Records supplied —
-- START --

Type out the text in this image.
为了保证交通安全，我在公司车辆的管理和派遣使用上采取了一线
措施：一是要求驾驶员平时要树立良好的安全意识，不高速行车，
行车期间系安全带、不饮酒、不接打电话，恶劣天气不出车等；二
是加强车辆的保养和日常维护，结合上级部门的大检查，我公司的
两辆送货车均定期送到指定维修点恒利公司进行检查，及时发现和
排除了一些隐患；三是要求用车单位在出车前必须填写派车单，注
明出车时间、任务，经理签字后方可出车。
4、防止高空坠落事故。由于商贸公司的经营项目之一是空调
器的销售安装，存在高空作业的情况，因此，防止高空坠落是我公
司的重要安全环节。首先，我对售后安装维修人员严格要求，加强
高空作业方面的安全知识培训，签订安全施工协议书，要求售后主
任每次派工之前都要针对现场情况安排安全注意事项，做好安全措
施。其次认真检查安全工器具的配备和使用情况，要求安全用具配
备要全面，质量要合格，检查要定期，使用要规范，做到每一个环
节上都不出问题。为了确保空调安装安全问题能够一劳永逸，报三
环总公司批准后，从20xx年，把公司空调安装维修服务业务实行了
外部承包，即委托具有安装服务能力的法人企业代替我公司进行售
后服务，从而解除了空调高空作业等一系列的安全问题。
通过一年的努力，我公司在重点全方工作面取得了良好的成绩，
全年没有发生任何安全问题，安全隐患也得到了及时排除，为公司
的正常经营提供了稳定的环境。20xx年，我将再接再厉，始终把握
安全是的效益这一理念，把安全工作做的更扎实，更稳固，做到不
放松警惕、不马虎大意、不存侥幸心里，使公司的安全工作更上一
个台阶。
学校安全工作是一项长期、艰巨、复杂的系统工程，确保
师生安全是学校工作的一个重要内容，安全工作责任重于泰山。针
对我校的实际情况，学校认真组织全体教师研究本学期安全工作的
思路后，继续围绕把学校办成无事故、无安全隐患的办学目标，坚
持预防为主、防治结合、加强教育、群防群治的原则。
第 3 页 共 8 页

-- END --

Exercise prompt — Copy out all the entries shown above, character for character.

Completed exercise —
Type out the text in this image.
为了保证交通安全，我在公司车辆的管理和派遣使用上采取了一线
措施：一是要求驾驶员平时要树立良好的安全意识，不高速行车，
行车期间系安全带、不饮酒、不接打电话，恶劣天气不出车等；二
是加强车辆的保养和日常维护，结合上级部门的大检查，我公司的
两辆送货车均定期送到指定维修点恒利公司进行检查，及时发现和
排除了一些隐患；三是要求用车单位在出车前必须填写派车单，注
明出车时间、任务，经理签字后方可出车。
4、防止高空坠落事故。由于商贸公司的经营项目之一是空调
器的销售安装，存在高空作业的情况，因此，防止高空坠落是我公
司的重要安全环节。首先，我对售后安装维修人员严格要求，加强
高空作业方面的安全知识培训，签订安全施工协议书，要求售后主
任每次派工之前都要针对现场情况安排安全注意事项，做好安全措
施。其次认真检查安全工器具的配备和使用情况，要求安全用具配
备要全面，质量要合格，检查要定期，使用要规范，做到每一个环
节上都不出问题。为了确保空调安装安全问题能够一劳永逸，报三
环总公司批准后，从20xx年，把公司空调安装维修服务业务实行了
外部承包，即委托具有安装服务能力的法人企业代替我公司进行售
后服务，从而解除了空调高空作业等一系列的安全问题。
通过一年的努力，我公司在重点全方工作面取得了良好的成绩，
全年没有发生任何安全问题，安全隐患也得到了及时排除，为公司
的正常经营提供了稳定的环境。20xx年，我将再接再厉，始终把握
安全是的效益这一理念，把安全工作做的更扎实，更稳固，做到不
放松警惕、不马虎大意、不存侥幸心里，使公司的安全工作更上一
个台阶。
学校安全工作是一项长期、艰巨、复杂的系统工程，确保
师生安全是学校工作的一个重要内容，安全工作责任重于泰山。针
对我校的实际情况，学校认真组织全体教师研究本学期安全工作的
思路后，继续围绕把学校办成无事故、无安全隐患的办学目标，坚
持预防为主、防治结合、加强教育、群防群治的原则。
第 3 页 共 8 页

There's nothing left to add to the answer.